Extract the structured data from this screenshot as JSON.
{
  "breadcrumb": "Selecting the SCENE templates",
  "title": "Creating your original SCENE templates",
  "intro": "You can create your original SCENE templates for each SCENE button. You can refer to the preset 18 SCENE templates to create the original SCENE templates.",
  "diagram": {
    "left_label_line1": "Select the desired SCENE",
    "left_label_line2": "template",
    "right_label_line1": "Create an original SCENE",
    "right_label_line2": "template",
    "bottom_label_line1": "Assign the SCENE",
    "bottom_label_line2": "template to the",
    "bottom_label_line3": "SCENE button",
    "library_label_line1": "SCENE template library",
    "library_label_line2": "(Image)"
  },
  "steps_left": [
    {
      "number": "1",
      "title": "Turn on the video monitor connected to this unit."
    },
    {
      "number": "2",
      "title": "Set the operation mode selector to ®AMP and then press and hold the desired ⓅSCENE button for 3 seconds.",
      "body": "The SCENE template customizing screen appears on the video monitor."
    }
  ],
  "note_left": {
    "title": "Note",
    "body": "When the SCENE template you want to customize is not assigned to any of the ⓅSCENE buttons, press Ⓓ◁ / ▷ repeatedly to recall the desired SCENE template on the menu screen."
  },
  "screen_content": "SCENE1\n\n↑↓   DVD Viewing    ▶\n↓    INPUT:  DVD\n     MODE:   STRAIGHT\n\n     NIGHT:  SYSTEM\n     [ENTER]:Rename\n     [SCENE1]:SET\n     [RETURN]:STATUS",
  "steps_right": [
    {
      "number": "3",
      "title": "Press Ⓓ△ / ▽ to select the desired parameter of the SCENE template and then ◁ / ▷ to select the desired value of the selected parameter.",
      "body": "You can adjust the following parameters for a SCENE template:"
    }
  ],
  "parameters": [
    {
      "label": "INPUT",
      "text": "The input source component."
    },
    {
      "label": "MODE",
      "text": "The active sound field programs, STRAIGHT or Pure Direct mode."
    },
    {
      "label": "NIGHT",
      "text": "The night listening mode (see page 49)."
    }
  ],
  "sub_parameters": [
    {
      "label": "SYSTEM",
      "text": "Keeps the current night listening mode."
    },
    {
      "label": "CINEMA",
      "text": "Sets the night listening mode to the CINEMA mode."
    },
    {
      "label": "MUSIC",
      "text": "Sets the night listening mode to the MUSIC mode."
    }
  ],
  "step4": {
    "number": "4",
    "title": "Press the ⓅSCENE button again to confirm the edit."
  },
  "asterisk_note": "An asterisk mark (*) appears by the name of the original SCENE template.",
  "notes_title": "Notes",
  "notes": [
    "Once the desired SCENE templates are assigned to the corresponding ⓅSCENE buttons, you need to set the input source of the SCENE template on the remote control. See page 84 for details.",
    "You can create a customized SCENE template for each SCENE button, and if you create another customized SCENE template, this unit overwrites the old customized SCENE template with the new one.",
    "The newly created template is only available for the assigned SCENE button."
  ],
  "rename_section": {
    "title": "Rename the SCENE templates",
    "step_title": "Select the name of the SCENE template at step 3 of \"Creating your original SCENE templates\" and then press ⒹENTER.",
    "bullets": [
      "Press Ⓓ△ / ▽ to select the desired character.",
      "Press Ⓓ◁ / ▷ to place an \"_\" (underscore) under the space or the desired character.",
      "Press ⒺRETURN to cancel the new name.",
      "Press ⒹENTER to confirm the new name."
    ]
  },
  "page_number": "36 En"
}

TASK TO CARRY OUT | Write out every line of the material again, exactly as it reads.

TASK RESULT |
Extract the structured data from this screenshot as JSON.
{
  "breadcrumb": "Selecting the SCENE templates",
  "title": "Creating your original SCENE templates",
  "intro": "You can create your original SCENE templates for each SCENE button. You can refer to the preset 18 SCENE templates to create the original SCENE templates.",
  "diagram": {
    "left_label_line1": "Select the desired SCENE",
    "left_label_line2": "template",
    "right_label_line1": "Create an original SCENE",
    "right_label_line2": "template",
    "bottom_label_line1": "Assign the SCENE",
    "bottom_label_line2": "template to the",
    "bottom_label_line3": "SCENE button",
    "library_label_line1": "SCENE template library",
    "library_label_line2": "(Image)"
  },
  "steps_left": [
    {
      "number": "1",
      "title": "Turn on the video monitor connected to this unit."
    },
    {
      "number": "2",
      "title": "Set the operation mode selector to ®AMP and then press and hold the desired ⓅSCENE button for 3 seconds.",
      "body": "The SCENE template customizing screen appears on the video monitor."
    }
  ],
  "note_left": {
    "title": "Note",
    "body": "When the SCENE template you want to customize is not assigned to any of the ⓅSCENE buttons, press Ⓓ◁ / ▷ repeatedly to recall the desired SCENE template on the menu screen."
  },
  "screen_content": "SCENE1\n\n↑↓   DVD Viewing    ▶\n↓    INPUT:  DVD\n     MODE:   STRAIGHT\n\n     NIGHT:  SYSTEM\n     [ENTER]:Rename\n     [SCENE1]:SET\n     [RETURN]:STATUS",
  "steps_right": [
    {
      "number": "3",
      "title": "Press Ⓓ△ / ▽ to select the desired parameter of the SCENE template and then ◁ / ▷ to select the desired value of the selected parameter.",
      "body": "You can adjust the following parameters for a SCENE template:"
    }
  ],
  "parameters": [
    {
      "label": "INPUT",
      "text": "The input source component."
    },
    {
      "label": "MODE",
      "text": "The active sound field programs, STRAIGHT or Pure Direct mode."
    },
    {
      "label": "NIGHT",
      "text": "The night listening mode (see page 49)."
    }
  ],
  "sub_parameters": [
    {
      "label": "SYSTEM",
      "text": "Keeps the current night listening mode."
    },
    {
      "label": "CINEMA",
      "text": "Sets the night listening mode to the CINEMA mode."
    },
    {
      "label": "MUSIC",
      "text": "Sets the night listening mode to the MUSIC mode."
    }
  ],
  "step4": {
    "number": "4",
    "title": "Press the ⓅSCENE button again to confirm the edit."
  },
  "asterisk_note": "An asterisk mark (*) appears by the name of the original SCENE template.",
  "notes_title": "Notes",
  "notes": [
    "Once the desired SCENE templates are assigned to the corresponding ⓅSCENE buttons, you need to set the input source of the SCENE template on the remote control. See page 84 for details.",
    "You can create a customized SCENE template for each SCENE button, and if you create another customized SCENE template, this unit overwrites the old customized SCENE template with the new one.",
    "The newly created template is only available for the assigned SCENE button."
  ],
  "rename_section": {
    "title": "Rename the SCENE templates",
    "step_title": "Select the name of the SCENE template at step 3 of \"Creating your original SCENE templates\" and then press ⒹENTER.",
    "bullets": [
      "Press Ⓓ△ / ▽ to select the desired character.",
      "Press Ⓓ◁ / ▷ to place an \"_\" (underscore) under the space or the desired character.",
      "Press ⒺRETURN to cancel the new name.",
      "Press ⒹENTER to confirm the new name."
    ]
  },
  "page_number": "36 En"
}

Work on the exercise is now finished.